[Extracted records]
+--

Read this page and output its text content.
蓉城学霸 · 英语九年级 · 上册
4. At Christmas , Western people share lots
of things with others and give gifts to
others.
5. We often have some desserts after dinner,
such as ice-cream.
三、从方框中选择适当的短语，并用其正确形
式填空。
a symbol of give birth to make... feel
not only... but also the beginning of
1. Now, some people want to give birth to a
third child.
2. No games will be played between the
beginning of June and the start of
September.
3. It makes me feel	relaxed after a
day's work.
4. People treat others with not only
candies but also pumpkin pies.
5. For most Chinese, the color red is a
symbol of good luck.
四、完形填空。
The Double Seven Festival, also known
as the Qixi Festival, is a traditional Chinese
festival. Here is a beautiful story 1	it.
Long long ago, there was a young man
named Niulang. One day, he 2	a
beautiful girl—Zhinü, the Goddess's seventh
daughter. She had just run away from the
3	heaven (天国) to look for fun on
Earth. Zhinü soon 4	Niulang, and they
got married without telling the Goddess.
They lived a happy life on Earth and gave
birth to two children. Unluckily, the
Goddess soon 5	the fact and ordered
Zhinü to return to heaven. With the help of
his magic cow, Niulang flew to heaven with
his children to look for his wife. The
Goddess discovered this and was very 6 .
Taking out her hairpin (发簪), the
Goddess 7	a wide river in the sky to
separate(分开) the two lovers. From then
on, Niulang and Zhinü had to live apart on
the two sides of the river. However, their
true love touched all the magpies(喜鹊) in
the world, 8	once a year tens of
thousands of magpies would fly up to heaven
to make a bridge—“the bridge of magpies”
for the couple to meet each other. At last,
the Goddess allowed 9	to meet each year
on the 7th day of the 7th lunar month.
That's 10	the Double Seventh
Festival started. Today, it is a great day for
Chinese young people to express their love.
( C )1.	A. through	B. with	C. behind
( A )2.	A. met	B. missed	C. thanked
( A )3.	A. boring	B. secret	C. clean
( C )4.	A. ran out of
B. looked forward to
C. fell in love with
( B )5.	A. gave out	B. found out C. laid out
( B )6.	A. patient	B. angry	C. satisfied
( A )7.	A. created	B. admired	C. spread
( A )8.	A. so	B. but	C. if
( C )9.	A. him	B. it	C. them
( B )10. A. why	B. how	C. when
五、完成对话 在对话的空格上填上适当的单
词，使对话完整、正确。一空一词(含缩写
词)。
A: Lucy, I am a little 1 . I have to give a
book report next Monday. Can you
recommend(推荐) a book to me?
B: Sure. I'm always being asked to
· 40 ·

+--

▸ **Task objective**
Output the complete data exactly as written.

▸ **Result for this task**
Read this page and output its text content.
蓉城学霸 · 英语九年级 · 上册
4. At Christmas , Western people share lots
of things with others and give gifts to
others.
5. We often have some desserts after dinner,
such as ice-cream.
三、从方框中选择适当的短语，并用其正确形
式填空。
a symbol of give birth to make... feel
not only... but also the beginning of
1. Now, some people want to give birth to a
third child.
2. No games will be played between the
beginning of June and the start of
September.
3. It makes me feel	relaxed after a
day's work.
4. People treat others with not only
candies but also pumpkin pies.
5. For most Chinese, the color red is a
symbol of good luck.
四、完形填空。
The Double Seven Festival, also known
as the Qixi Festival, is a traditional Chinese
festival. Here is a beautiful story 1	it.
Long long ago, there was a young man
named Niulang. One day, he 2	a
beautiful girl—Zhinü, the Goddess's seventh
daughter. She had just run away from the
3	heaven (天国) to look for fun on
Earth. Zhinü soon 4	Niulang, and they
got married without telling the Goddess.
They lived a happy life on Earth and gave
birth to two children. Unluckily, the
Goddess soon 5	the fact and ordered
Zhinü to return to heaven. With the help of
his magic cow, Niulang flew to heaven with
his children to look for his wife. The
Goddess discovered this and was very 6 .
Taking out her hairpin (发簪), the
Goddess 7	a wide river in the sky to
separate(分开) the two lovers. From then
on, Niulang and Zhinü had to live apart on
the two sides of the river. However, their
true love touched all the magpies(喜鹊) in
the world, 8	once a year tens of
thousands of magpies would fly up to heaven
to make a bridge—“the bridge of magpies”
for the couple to meet each other. At last,
the Goddess allowed 9	to meet each year
on the 7th day of the 7th lunar month.
That's 10	the Double Seventh
Festival started. Today, it is a great day for
Chinese young people to express their love.
( C )1.	A. through	B. with	C. behind
( A )2.	A. met	B. missed	C. thanked
( A )3.	A. boring	B. secret	C. clean
( C )4.	A. ran out of
B. looked forward to
C. fell in love with
( B )5.	A. gave out	B. found out C. laid out
( B )6.	A. patient	B. angry	C. satisfied
( A )7.	A. created	B. admired	C. spread
( A )8.	A. so	B. but	C. if
( C )9.	A. him	B. it	C. them
( B )10. A. why	B. how	C. when
五、完成对话 在对话的空格上填上适当的单
词，使对话完整、正确。一空一词(含缩写
词)。
A: Lucy, I am a little 1 . I have to give a
book report next Monday. Can you
recommend(推荐) a book to me?
B: Sure. I'm always being asked to
· 40 ·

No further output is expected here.